__AIM OF THE TASK__.
From the listing below, tally the lines that include "this". Return only the total.

══ EXERCISE MATERIALS ══

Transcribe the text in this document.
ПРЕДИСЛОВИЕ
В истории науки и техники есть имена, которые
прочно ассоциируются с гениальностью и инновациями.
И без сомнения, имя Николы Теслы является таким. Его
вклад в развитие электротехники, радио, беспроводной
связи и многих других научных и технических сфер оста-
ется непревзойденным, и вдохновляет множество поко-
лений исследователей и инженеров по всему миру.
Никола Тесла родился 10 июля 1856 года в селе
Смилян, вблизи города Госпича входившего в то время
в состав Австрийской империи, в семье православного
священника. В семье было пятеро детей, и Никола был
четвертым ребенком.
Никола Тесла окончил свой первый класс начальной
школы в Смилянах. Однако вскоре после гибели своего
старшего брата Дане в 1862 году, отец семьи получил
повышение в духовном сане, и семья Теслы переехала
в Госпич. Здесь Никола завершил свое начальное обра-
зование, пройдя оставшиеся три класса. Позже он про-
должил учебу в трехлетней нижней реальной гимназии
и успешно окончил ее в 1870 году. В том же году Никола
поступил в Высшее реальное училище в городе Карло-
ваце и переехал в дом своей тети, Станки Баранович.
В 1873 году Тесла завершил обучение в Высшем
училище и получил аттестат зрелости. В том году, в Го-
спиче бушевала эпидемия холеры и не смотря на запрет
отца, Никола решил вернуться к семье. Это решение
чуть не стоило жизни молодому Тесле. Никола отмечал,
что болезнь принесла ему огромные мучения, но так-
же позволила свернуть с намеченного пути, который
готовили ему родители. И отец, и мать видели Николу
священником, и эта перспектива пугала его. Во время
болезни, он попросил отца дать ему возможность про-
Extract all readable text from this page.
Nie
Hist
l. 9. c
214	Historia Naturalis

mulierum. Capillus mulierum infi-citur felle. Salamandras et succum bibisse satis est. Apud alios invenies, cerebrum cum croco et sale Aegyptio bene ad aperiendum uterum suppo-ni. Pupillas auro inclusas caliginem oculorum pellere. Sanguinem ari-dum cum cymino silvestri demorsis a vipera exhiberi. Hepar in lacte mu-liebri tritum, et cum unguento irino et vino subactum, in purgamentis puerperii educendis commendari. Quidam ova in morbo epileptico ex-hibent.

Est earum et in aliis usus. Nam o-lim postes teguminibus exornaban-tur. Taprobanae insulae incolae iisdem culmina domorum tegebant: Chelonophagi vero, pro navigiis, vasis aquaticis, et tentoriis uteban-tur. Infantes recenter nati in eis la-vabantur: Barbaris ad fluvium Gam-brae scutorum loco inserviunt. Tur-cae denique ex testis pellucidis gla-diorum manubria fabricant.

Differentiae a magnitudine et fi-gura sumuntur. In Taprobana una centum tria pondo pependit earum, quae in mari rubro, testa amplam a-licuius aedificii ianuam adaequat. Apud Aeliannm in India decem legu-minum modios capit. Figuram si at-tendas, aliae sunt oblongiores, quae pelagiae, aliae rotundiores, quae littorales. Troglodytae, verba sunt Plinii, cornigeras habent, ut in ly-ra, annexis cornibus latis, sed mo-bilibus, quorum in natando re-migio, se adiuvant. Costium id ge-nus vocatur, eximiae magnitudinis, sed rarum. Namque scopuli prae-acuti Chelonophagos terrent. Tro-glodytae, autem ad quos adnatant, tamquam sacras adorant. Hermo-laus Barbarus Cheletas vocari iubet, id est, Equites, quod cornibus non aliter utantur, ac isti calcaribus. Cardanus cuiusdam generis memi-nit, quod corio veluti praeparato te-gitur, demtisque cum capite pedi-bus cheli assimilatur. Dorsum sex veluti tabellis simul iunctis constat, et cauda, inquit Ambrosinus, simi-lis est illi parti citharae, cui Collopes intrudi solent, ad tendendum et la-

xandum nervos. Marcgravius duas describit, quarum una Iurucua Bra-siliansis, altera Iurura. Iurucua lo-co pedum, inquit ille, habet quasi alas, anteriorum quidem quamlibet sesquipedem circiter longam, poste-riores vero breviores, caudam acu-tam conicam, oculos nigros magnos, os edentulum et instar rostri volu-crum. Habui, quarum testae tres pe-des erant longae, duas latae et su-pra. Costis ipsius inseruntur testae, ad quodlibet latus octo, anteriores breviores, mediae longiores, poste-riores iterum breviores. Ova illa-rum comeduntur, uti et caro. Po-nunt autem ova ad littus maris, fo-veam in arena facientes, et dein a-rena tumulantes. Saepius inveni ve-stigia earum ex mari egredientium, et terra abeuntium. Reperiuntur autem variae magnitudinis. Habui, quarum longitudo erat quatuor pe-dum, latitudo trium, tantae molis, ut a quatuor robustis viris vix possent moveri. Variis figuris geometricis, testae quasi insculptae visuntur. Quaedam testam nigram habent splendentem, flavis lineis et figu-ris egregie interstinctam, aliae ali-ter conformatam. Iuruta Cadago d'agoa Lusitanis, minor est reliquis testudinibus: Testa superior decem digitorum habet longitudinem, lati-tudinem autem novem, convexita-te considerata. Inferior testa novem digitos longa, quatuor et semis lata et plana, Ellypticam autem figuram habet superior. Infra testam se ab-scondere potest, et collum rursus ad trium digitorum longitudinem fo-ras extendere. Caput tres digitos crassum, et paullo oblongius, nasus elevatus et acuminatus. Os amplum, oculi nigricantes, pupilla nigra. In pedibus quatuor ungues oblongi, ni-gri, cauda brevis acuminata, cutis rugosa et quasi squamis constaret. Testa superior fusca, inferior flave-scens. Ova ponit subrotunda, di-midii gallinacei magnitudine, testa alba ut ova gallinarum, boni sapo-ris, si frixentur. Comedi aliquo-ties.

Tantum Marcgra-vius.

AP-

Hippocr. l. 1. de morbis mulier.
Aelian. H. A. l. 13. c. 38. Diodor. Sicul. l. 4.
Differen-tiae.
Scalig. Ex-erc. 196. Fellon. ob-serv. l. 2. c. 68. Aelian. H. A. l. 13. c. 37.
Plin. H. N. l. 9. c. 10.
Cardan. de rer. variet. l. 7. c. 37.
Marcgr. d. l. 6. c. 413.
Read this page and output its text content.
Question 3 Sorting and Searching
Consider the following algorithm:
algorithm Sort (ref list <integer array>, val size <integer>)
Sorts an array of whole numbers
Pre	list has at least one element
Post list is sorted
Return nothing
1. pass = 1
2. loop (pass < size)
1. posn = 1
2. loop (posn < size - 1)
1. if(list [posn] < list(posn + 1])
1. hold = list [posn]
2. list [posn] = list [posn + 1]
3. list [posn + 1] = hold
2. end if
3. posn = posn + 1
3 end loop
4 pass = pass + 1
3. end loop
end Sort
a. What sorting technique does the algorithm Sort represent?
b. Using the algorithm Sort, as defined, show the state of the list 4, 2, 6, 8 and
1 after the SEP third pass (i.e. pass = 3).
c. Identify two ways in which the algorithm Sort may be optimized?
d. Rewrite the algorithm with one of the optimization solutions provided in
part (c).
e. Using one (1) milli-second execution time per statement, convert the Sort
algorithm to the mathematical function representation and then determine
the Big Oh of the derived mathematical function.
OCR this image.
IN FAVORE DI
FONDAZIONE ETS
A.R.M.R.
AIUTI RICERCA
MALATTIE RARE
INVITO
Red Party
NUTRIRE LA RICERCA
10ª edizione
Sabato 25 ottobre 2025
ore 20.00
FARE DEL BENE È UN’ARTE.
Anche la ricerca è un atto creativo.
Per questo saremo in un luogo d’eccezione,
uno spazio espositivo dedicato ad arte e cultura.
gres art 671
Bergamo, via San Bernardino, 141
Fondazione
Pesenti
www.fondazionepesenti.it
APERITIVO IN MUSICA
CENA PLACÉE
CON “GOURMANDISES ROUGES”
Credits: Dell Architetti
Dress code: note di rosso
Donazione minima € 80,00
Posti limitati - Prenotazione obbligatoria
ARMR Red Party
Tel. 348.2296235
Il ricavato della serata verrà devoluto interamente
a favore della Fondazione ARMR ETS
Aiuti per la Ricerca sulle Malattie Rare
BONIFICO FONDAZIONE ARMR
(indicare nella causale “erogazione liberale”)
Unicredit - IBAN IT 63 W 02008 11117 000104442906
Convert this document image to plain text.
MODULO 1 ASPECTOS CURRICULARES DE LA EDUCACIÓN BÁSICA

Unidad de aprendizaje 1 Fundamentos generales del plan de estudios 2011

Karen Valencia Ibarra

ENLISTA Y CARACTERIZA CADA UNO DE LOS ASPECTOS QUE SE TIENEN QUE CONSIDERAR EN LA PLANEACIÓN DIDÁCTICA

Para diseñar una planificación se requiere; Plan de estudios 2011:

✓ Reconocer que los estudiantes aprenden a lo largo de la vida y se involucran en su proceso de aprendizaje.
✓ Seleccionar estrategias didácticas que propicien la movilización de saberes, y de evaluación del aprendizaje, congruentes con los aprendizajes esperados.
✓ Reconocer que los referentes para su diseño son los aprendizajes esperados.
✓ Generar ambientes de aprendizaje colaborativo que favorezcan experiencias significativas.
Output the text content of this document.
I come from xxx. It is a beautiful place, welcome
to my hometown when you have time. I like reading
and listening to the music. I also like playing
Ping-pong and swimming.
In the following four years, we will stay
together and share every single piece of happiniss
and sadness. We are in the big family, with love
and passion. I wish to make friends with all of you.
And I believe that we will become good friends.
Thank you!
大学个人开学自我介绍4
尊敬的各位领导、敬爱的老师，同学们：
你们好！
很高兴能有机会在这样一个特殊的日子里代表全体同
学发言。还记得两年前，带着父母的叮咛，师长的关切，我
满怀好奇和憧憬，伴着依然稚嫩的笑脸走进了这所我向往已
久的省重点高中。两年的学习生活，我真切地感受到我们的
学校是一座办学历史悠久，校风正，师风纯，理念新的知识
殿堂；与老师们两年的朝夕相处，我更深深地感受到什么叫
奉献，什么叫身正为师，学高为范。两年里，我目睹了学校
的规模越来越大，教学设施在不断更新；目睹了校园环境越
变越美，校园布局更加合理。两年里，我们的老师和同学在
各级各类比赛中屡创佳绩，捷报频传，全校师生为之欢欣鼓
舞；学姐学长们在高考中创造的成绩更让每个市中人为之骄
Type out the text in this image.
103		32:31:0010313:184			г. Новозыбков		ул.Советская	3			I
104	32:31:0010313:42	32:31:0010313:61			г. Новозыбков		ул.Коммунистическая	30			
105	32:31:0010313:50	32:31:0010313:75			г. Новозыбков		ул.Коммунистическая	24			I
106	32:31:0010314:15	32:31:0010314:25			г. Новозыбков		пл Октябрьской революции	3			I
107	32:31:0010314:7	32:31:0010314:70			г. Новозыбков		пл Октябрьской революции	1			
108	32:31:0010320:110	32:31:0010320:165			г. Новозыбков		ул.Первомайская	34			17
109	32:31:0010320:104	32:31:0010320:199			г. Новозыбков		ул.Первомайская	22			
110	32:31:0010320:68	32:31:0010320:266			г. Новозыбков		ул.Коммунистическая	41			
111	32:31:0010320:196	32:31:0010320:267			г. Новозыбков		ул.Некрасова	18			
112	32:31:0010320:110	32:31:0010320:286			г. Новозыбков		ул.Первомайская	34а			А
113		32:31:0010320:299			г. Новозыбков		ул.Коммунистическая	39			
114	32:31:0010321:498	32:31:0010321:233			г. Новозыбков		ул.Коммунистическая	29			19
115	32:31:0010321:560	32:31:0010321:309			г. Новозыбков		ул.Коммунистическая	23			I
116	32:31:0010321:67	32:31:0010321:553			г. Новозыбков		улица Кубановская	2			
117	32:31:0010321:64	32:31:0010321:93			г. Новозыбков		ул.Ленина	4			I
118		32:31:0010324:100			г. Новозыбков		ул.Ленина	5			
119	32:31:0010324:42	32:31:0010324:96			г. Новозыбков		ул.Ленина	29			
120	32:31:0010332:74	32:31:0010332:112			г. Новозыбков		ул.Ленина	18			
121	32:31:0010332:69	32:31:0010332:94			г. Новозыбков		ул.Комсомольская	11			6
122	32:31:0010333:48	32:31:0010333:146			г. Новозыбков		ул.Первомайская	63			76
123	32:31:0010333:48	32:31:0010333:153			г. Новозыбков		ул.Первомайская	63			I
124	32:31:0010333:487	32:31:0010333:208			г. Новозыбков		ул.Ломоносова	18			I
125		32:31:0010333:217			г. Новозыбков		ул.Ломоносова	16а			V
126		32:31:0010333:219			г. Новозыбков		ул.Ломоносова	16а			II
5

═══

__RESULT OF THE EXERCISE__.
7